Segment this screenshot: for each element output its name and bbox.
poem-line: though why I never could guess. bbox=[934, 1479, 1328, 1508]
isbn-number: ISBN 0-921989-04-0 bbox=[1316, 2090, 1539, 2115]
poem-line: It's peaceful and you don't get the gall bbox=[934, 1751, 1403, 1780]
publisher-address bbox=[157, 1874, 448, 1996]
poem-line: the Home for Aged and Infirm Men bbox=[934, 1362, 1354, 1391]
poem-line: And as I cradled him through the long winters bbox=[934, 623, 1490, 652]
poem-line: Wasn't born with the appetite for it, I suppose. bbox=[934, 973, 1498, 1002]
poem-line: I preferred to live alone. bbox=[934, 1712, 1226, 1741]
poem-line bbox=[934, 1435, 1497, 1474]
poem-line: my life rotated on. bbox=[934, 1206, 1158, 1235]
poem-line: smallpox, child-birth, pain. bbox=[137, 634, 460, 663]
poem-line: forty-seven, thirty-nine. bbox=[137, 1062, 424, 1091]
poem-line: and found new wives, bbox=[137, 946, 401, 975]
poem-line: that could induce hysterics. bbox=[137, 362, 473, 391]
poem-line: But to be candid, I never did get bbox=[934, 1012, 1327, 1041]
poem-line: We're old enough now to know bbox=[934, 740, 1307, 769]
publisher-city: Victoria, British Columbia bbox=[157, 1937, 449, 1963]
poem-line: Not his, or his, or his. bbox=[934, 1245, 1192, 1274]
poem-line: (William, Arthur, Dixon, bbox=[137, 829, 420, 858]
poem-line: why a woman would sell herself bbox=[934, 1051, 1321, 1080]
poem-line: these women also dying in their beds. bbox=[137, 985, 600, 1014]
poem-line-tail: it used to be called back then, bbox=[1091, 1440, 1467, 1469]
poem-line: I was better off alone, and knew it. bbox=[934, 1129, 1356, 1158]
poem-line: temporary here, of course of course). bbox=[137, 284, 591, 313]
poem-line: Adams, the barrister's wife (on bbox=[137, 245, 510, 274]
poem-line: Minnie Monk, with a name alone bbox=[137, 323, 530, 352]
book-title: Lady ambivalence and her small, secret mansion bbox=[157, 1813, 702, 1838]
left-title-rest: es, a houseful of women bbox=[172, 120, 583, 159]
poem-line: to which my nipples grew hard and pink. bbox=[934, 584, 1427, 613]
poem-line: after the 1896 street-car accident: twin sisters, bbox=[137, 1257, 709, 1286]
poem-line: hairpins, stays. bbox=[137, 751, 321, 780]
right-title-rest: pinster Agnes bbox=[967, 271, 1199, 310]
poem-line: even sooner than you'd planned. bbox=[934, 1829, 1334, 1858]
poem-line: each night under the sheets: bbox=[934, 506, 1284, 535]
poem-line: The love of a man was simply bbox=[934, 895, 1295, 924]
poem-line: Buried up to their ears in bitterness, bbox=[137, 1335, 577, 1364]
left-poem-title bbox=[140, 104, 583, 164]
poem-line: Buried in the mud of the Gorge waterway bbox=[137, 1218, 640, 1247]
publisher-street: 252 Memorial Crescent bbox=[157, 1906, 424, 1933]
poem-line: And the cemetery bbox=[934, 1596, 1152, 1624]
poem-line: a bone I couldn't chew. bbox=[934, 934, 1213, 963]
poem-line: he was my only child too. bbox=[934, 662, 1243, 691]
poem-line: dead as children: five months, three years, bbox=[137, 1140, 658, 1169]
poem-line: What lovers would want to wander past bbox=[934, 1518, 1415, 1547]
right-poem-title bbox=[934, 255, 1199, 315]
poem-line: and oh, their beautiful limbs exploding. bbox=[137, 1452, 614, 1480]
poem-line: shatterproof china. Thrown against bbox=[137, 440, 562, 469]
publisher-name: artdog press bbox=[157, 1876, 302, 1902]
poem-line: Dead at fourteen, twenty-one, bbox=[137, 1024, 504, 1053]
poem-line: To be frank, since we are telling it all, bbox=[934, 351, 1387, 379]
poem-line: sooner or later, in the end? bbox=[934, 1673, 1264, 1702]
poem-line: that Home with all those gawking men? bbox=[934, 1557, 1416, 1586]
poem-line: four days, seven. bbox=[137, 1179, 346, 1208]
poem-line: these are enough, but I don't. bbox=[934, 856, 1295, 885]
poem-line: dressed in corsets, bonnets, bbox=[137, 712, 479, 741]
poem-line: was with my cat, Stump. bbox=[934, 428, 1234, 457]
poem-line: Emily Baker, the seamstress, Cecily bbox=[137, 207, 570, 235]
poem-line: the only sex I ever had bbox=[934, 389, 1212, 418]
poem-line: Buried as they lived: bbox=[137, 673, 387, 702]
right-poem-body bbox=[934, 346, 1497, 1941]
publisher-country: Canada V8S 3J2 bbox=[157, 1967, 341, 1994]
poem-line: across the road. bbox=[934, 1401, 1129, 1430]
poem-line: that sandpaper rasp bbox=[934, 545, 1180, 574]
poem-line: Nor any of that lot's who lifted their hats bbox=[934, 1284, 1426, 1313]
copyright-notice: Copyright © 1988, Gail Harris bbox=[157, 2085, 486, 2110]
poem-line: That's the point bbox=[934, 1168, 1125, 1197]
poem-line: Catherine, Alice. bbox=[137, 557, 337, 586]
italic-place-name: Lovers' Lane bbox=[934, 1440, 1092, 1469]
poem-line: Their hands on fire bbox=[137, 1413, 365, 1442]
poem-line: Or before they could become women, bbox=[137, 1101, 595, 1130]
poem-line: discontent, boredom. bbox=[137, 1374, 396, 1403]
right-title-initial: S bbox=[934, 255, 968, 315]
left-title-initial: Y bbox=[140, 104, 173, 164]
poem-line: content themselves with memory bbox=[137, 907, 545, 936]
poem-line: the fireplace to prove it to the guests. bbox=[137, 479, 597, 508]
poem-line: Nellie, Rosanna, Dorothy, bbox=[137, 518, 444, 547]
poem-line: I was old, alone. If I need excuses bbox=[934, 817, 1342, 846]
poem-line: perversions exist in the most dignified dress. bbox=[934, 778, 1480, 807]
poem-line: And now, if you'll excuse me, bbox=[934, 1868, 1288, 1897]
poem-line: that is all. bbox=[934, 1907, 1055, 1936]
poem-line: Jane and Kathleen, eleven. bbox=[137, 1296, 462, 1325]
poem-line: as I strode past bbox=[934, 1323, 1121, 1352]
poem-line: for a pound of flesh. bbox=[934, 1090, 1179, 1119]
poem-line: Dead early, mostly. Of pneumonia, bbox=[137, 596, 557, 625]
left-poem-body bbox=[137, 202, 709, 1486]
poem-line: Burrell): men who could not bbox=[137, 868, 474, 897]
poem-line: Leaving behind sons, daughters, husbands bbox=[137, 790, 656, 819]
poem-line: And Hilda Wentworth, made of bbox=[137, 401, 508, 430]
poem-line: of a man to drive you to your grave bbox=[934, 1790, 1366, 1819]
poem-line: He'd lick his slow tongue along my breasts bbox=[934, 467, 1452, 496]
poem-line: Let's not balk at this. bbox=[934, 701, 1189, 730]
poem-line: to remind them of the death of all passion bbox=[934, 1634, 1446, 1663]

REQUIRED WORK: Return the stretch of the data from its first line through the line containing "poem-line: why a", inclusive, reproducing each line verbatim.

RESPONSE TO THE EXERCISE:
Segment this screenshot: for each element output its name and bbox.
poem-line: though why I never could guess. bbox=[934, 1479, 1328, 1508]
isbn-number: ISBN 0-921989-04-0 bbox=[1316, 2090, 1539, 2115]
poem-line: It's peaceful and you don't get the gall bbox=[934, 1751, 1403, 1780]
publisher-address bbox=[157, 1874, 448, 1996]
poem-line: the Home for Aged and Infirm Men bbox=[934, 1362, 1354, 1391]
poem-line: And as I cradled him through the long winters bbox=[934, 623, 1490, 652]
poem-line: Wasn't born with the appetite for it, I suppose. bbox=[934, 973, 1498, 1002]
poem-line: I preferred to live alone. bbox=[934, 1712, 1226, 1741]
poem-line bbox=[934, 1435, 1497, 1474]
poem-line: my life rotated on. bbox=[934, 1206, 1158, 1235]
poem-line: smallpox, child-birth, pain. bbox=[137, 634, 460, 663]
poem-line: forty-seven, thirty-nine. bbox=[137, 1062, 424, 1091]
poem-line: and found new wives, bbox=[137, 946, 401, 975]
poem-line: that could induce hysterics. bbox=[137, 362, 473, 391]
poem-line: But to be candid, I never did get bbox=[934, 1012, 1327, 1041]
poem-line: We're old enough now to know bbox=[934, 740, 1307, 769]
publisher-city: Victoria, British Columbia bbox=[157, 1937, 449, 1963]
poem-line: Not his, or his, or his. bbox=[934, 1245, 1192, 1274]
poem-line: (William, Arthur, Dixon, bbox=[137, 829, 420, 858]
poem-line: why a woman would sell herself bbox=[934, 1051, 1321, 1080]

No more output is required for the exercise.